▶ **EXERCISE DIRECTIONS**
Rewrite the book roundup, starting at "Books in Brief: Five" and ending at "that you’d enjoy.", with "bees" swapped out for "birds".
DOCUMENT SEGMENT below:
Tag: Gerald Durrell

Books in Brief: Five I Loved Recently

Feminist social history, visits with the world’s bees, a novel about a peculiar child and his reclusive writer mother, witty notes on Englishness, and tips on surviving heartbreak: five very different books, but I hope one or more of them is something that you’d enjoy.


Flâneuse: Women Walk the City in Paris, New York, Tokyo, Venice and London

By Lauren Elkin

Raised in New York and now a Paris resident, Lauren Elkin has always felt at home in cities. Here she traces how women writers and artists have made the world’s great cities their own, blending memoir, social history and literary criticism. In a neat example of form flowing from content, the book meanders from city to city and figure to figure. My interest waned during later chapters on protesting (‘taking to the streets’) and the films of Agnès Varda. However, especially when she’s musing on Martha Gellhorn’s rootlessness, Elkin captures the angst of being a woman caught between places and purposes in a way that expatriates like myself will appreciate. It’s in making the history of the flâneuse personal that Elkin opens her book up to a wider swathe of readers than just the feminist social historians and literary critics who might seem like her natural audience. I would particularly recommend this to readers of Rebecca Solnit and Olivia Laing. (See my full review at The Bookbag.)
End of DOCUMENT SEGMENT.
DATA EXTRACTS below:
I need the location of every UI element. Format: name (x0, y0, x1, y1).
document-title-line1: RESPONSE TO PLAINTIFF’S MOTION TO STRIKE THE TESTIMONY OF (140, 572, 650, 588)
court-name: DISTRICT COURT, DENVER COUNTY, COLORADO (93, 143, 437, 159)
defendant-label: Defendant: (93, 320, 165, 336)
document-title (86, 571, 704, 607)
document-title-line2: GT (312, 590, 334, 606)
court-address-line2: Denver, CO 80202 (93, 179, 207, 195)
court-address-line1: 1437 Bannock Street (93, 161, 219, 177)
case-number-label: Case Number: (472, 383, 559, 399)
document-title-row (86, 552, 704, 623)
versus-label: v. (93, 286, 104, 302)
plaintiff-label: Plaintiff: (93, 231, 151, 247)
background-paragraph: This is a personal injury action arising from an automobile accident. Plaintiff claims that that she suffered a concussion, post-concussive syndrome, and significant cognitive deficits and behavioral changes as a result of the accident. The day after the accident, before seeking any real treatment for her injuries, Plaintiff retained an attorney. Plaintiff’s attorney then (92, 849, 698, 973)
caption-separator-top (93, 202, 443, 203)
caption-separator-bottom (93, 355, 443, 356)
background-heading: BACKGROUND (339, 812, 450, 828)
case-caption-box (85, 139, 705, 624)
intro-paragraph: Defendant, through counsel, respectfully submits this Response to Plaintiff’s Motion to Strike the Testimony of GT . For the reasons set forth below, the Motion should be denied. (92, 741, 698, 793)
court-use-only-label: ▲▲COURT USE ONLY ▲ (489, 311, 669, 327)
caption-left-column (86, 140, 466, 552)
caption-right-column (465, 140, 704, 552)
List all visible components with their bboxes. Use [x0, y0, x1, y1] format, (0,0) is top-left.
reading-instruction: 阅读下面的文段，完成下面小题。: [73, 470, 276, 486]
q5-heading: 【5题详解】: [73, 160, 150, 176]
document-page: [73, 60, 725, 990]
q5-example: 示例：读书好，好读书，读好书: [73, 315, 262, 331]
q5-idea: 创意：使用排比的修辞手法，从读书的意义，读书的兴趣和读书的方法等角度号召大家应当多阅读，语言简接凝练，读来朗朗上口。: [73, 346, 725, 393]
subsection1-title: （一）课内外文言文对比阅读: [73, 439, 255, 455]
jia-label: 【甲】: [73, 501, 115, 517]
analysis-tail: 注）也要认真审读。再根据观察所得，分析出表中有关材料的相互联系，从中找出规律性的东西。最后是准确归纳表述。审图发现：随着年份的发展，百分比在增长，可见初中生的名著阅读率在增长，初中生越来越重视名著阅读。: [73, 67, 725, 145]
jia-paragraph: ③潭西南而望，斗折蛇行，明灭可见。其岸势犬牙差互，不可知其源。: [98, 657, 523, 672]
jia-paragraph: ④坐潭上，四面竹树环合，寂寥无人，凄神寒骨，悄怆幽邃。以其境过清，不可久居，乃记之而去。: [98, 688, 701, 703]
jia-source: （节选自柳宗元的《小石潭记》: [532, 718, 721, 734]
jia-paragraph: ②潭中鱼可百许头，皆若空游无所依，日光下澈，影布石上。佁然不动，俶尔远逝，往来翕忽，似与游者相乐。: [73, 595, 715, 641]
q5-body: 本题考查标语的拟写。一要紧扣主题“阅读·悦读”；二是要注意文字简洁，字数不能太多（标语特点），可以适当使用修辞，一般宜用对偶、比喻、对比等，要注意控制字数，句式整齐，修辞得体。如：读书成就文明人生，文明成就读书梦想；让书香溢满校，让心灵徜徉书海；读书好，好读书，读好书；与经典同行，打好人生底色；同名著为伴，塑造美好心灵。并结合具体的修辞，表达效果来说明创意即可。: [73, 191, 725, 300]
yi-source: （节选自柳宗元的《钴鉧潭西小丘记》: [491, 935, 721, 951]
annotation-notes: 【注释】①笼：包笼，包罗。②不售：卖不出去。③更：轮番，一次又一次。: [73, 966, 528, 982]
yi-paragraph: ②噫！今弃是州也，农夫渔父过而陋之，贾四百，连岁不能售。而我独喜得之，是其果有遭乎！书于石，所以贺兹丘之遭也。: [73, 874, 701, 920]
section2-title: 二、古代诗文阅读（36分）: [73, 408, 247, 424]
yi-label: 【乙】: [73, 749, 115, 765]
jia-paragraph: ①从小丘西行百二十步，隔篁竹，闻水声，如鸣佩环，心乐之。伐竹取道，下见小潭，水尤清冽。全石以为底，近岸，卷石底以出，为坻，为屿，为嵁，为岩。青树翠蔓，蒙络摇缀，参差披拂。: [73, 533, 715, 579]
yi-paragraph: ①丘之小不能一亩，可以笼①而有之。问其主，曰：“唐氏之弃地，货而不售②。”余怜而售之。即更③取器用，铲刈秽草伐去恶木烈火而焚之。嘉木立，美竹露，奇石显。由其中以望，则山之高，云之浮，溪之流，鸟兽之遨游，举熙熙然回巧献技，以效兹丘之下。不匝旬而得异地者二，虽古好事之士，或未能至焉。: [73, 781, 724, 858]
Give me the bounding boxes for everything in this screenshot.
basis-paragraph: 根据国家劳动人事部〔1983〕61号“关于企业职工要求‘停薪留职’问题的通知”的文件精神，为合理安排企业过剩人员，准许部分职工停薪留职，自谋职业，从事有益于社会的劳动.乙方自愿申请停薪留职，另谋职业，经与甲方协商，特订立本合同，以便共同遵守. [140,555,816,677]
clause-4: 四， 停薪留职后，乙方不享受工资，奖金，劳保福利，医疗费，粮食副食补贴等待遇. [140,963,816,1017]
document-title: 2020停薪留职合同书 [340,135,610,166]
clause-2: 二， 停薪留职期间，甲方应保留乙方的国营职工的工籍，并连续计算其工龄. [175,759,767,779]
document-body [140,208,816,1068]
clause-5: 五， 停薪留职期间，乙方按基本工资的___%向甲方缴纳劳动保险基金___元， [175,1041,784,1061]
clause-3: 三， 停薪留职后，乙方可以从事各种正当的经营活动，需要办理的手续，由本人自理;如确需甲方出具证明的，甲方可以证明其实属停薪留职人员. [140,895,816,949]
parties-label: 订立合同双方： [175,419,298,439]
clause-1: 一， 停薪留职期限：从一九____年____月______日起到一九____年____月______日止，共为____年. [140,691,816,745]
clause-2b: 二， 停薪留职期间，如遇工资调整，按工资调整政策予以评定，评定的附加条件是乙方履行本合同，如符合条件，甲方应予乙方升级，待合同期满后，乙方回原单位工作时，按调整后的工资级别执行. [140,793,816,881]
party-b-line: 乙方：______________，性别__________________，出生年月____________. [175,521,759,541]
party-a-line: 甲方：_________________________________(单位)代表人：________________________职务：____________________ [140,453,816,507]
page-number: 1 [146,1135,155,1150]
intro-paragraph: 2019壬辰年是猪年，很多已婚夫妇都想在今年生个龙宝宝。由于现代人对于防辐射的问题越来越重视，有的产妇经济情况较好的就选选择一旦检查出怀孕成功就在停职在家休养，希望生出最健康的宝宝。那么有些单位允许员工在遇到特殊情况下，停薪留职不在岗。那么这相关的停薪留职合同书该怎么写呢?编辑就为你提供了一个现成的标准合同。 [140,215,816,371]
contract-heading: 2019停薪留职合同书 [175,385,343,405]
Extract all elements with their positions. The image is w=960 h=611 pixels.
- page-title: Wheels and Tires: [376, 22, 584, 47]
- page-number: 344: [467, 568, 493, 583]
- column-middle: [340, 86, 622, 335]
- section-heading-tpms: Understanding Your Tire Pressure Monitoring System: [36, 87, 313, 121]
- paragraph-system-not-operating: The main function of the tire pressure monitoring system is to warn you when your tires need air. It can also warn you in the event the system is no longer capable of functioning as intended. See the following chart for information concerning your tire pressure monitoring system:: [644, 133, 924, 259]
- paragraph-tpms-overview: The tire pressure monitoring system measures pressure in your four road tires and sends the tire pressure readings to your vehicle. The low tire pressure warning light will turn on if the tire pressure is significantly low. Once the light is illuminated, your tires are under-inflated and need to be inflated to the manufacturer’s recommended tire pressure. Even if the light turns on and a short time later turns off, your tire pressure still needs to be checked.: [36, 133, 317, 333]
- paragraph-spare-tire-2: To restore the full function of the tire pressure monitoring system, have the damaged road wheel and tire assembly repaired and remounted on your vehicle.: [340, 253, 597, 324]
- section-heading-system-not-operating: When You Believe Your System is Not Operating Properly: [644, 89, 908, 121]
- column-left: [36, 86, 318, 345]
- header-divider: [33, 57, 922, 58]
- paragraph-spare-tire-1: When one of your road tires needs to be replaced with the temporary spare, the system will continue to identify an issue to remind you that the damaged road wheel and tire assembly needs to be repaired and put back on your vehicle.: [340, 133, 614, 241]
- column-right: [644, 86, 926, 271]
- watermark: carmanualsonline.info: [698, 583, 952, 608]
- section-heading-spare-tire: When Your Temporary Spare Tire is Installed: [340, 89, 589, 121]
End of DATA EXTRACTS.
▶ **RESPONSE AREA**
Books in Brief: Five I Loved Recently

Feminist social history, visits with the world’s birds, a novel about a peculiar child and his reclusive writer mother, witty notes on Englishness, and tips on surviving heartbreak: five very different books, but I hope one or more of them is something that you’d enjoy.